# The request
Collect each line containing "jsou".

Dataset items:
begin
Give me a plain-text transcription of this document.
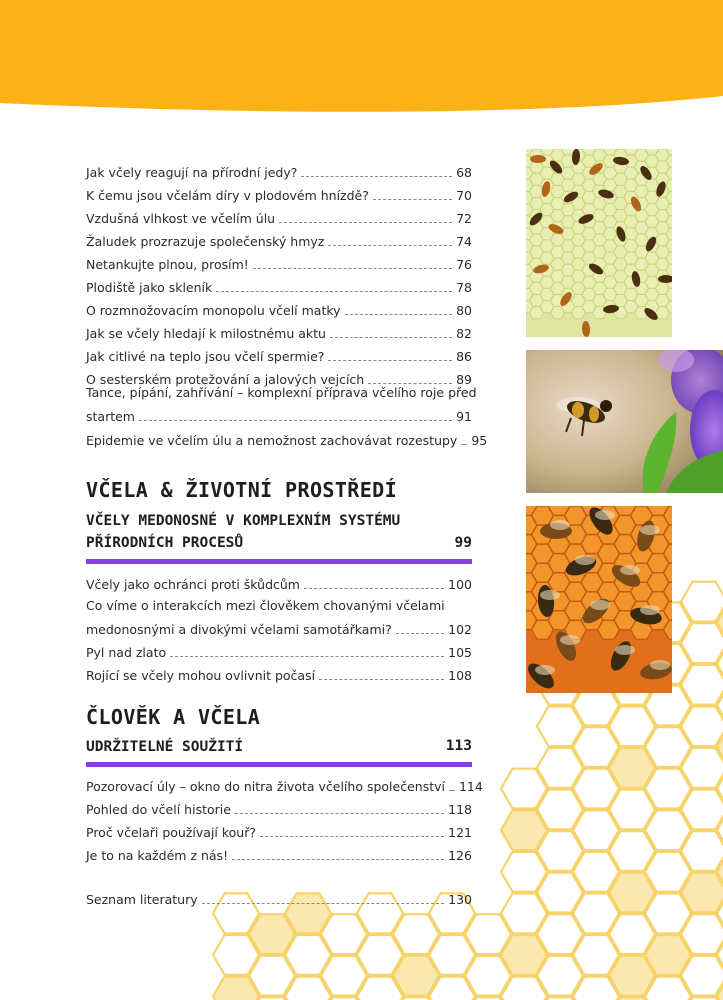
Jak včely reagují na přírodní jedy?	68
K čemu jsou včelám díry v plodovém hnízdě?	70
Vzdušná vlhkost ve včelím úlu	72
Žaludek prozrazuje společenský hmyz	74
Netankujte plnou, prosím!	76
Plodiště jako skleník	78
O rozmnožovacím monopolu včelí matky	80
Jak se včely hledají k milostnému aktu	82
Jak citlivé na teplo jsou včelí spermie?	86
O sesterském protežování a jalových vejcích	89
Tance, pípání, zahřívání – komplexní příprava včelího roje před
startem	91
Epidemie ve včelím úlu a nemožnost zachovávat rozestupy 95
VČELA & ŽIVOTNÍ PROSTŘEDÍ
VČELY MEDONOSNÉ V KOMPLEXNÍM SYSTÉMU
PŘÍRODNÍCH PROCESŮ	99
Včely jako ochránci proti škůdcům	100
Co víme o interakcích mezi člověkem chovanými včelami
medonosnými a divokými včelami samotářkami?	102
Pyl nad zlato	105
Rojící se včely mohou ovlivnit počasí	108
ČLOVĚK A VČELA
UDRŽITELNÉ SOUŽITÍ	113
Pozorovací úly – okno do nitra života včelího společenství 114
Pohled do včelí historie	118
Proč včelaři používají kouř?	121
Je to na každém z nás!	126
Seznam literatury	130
end
begin
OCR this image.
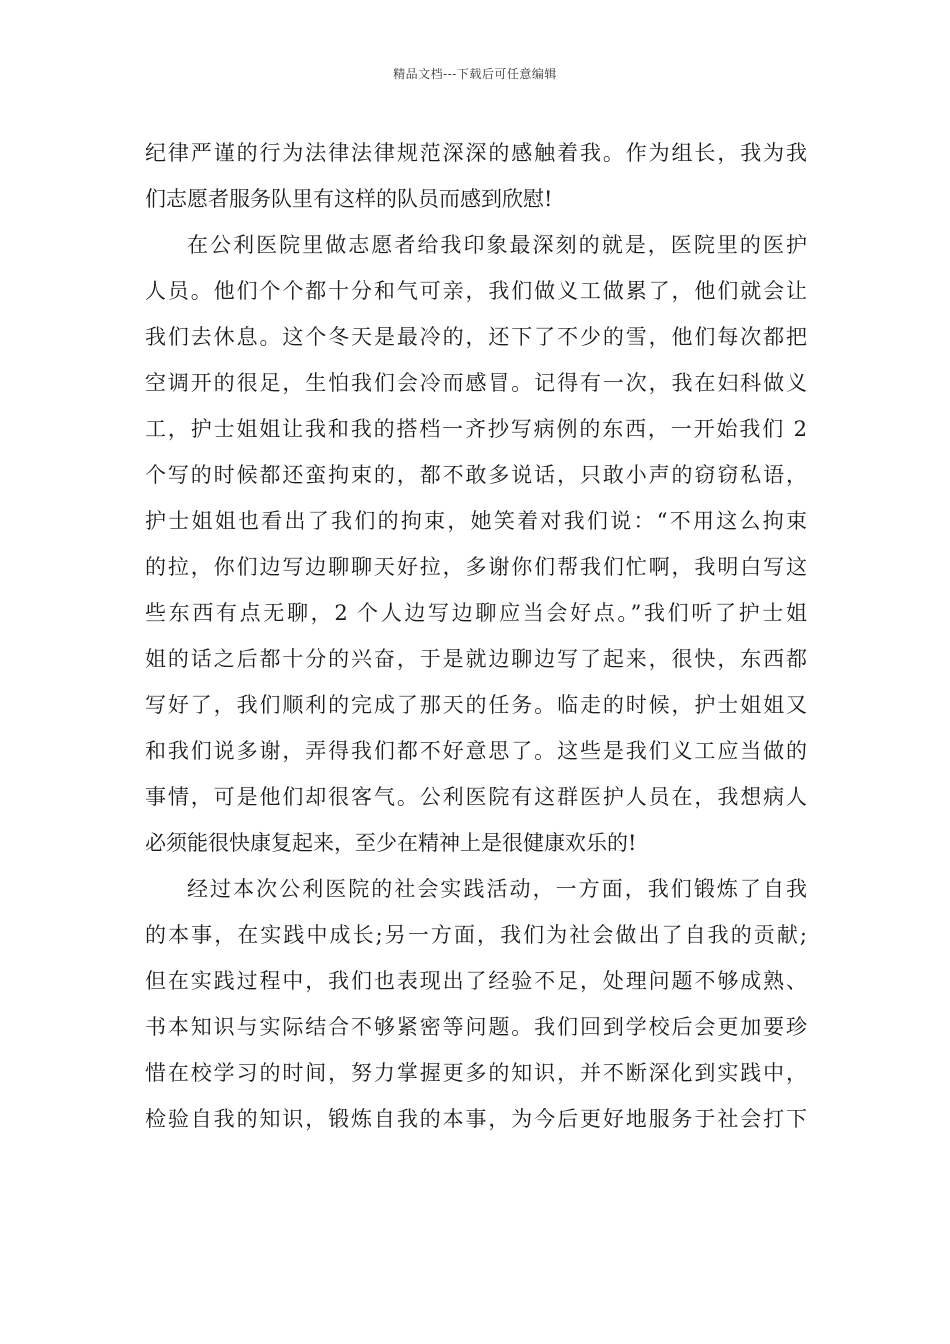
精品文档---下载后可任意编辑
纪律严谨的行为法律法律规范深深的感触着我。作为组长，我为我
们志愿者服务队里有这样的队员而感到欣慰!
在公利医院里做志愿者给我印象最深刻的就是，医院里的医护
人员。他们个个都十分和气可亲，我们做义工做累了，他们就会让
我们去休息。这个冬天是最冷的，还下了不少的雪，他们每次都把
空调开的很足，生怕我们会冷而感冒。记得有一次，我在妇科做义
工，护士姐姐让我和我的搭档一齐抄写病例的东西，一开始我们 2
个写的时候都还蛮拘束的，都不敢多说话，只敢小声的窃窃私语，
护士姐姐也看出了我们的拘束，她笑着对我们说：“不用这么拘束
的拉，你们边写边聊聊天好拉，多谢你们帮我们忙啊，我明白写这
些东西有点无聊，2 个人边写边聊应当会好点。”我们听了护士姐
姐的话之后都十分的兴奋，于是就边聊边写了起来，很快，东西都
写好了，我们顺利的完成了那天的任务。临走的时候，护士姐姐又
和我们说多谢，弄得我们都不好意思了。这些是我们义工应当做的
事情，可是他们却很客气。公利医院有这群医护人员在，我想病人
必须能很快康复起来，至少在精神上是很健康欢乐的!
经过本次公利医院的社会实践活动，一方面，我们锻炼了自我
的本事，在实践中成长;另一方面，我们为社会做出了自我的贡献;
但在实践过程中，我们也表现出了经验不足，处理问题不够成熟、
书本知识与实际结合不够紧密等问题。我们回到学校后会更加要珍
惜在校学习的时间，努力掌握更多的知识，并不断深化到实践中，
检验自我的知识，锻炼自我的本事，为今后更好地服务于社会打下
end
# Problem solution
K čemu jsou včelám díry v plodovém hnízdě?	70
Jak citlivé na teplo jsou včelí spermie?	86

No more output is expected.